Rows from a dataset

START

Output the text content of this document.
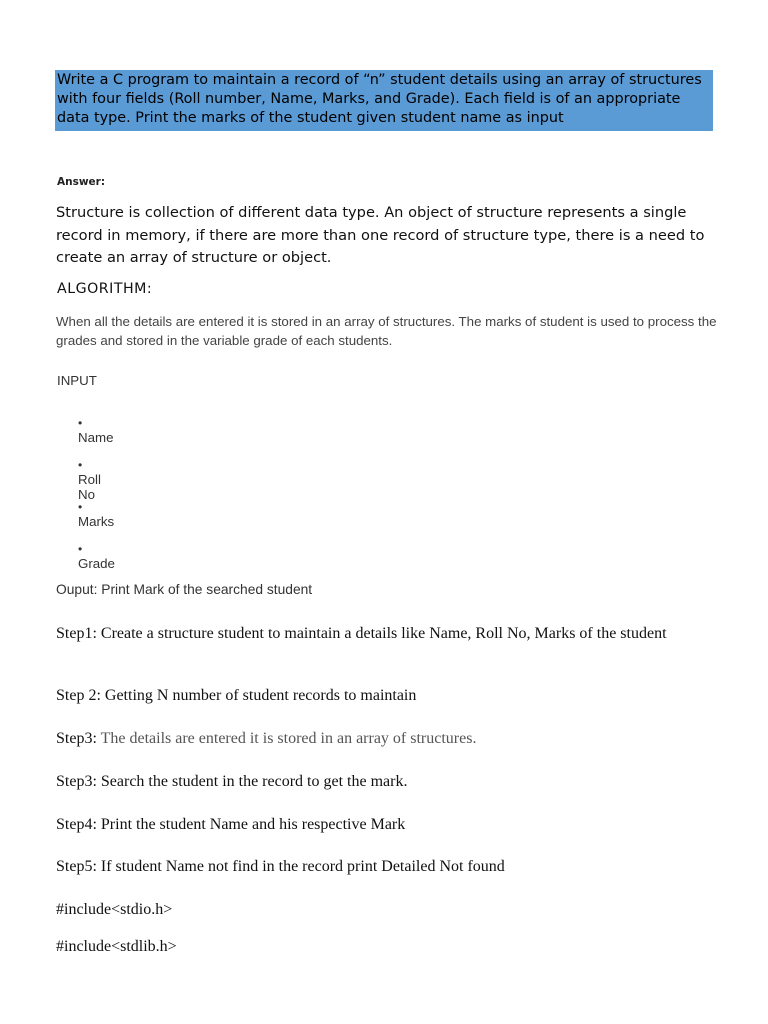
Write a C program to maintain a record of “n” student details using an array of structures with four fields (Roll number, Name, Marks, and Grade). Each field is of an appropriate data type. Print the marks of the student given student name as input
Answer:
Structure is collection of different data type. An object of structure represents a single record in memory, if there are more than one record of structure type, there is a need to create an array of structure or object.
ALGORITHM:
When all the details are entered it is stored in an array of structures. The marks of student is used to process the grades and stored in the variable grade of each students.
INPUT
•Name
•Roll No
•Marks
•Grade
Ouput: Print Mark of the searched student
Step1: Create a structure student to maintain a details like Name, Roll No, Marks of the student
Step 2: Getting N number of student records to maintain
Step3: The details are entered it is stored in an array of structures.
Step3: Search the student in the record to get the mark.
Step4: Print the student Name and his respective Mark
Step5: If student Name not find in the record print Detailed Not found
#include<stdio.h>
#include<stdlib.h>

END

## GIVEN PROBLEM
Within the listing above, copy each line that has the string "stored".

## TASK ANSWER
When all the details are entered it is stored in an array of structures. The marks of student is used to process the grades and stored in the variable grade of each students.
Step3: The details are entered it is stored in an array of structures.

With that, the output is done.